*MATERIAL PROVIDED*
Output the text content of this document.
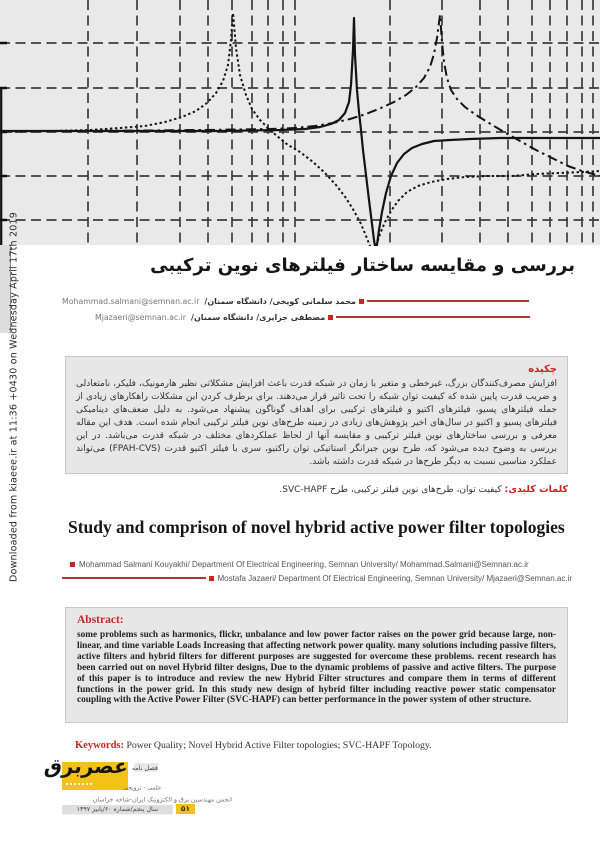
Downloaded from kiaeee.ir at 11:36 +0430 on Wednesday April 17th 2019	بررسی و مقایسه ساختار فیلترهای نوین ترکیبی
Mohammad.salmani@semnan.ac.ir محمد سلمانی کویخی/ دانشگاه سمنان/
Mjazaeri@semnan.ac.ir مصطفی جزایری/ دانشگاه سمنان/
چکیده
افزایش مصرف‌کنندگان بزرگ، غیرخطی و متغیر با زمان در شبکه قدرت باعث افزایش مشکلاتی نظیر هارمونیک، فلیکر، نامتعادلی و ضریب قدرت پایین شده که کیفیت توان شبکه را تحت تاثیر قرار می‌دهند. برای برطرف کردن این مشکلات راهکارهای زیادی از جمله فیلترهای پسیو، فیلترهای اکتیو و فیلترهای ترکیبی برای اهداف گوناگون پیشنهاد می‌شود. به دلیل ضعف‌های دینامیکی فیلترهای پسیو و اکتیو در سال‌های اخیر پژوهش‌های زیادی در زمینه طرح‌های نوین فیلتر ترکیبی انجام شده است. هدف این مقاله معرفی و بررسی ساختارهای نوین فیلتر ترکیبی و مقایسه آنها از لحاظ عملکردهای مختلف در شبکه قدرت می‌باشد. در این بررسی به وضوح دیده می‌شود که، طرح نوین جبرانگر استاتیکی توان راکتیو، سری با فیلتر اکتیو قدرت (FPAH-CVS) می‌تواند عملکرد مناسبی نسبت به دیگر طرح‌ها در شبکه قدرت داشته باشد.
کلمات کلیدی: کیفیت توان، طرح‌های نوین فیلتر ترکیبی، طرح SVC-HAPF.
Study and comprison of novel hybrid active power filter topologies
Mohammad Salmani Kouyakhi/ Department Of Electrical Engineering, Semnan University/ Mohammad.Salmani@Semnan.ac.ir
Mostafa Jazaeri/ Department Of Electrical Engineering, Semnan University/ Mjazaeri@Semnan.ac.ir
Abstract:
some problems such as harmonics, flickr, unbalance and low power factor raises on the power grid because large, non-linear, and time variable Loads Increasing that affecting network power quality. many solutions including passive filters, active filters and hybrid filters for different purposes are suggested for overcome these problems. recent research has been carried out on novel Hybrid filter designs, Due to the dynamic problems of passive and active filters. The purpose of this paper is to introduce and review the new Hybrid Filter structures and compare them in terms of different functions in the power grid. In this study new design of hybrid filter including reactive power static compensator coupling with the Active Power Filter (SVC-HAPF) can better performance in the power system of other structure.
Keywords: Power Quality; Novel Hybrid Active Filter topologies; SVC-HAPF Topology.
عصربرق فصل نامه
علمی - ترویجی
انجمن مهندسین برق و الکترونیک ایران-شاخه خراسان
سال پنجم/شماره ۶۰/پاییز ۱۳۹۷	۵۱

*REQUIRED TASK*
Return all the lines that contain the string "دانشگاه".

*TASK SOLUTION*
Mohammad.salmani@semnan.ac.ir محمد سلمانی کویخی/ دانشگاه سمنان/
Mjazaeri@semnan.ac.ir مصطفی جزایری/ دانشگاه سمنان/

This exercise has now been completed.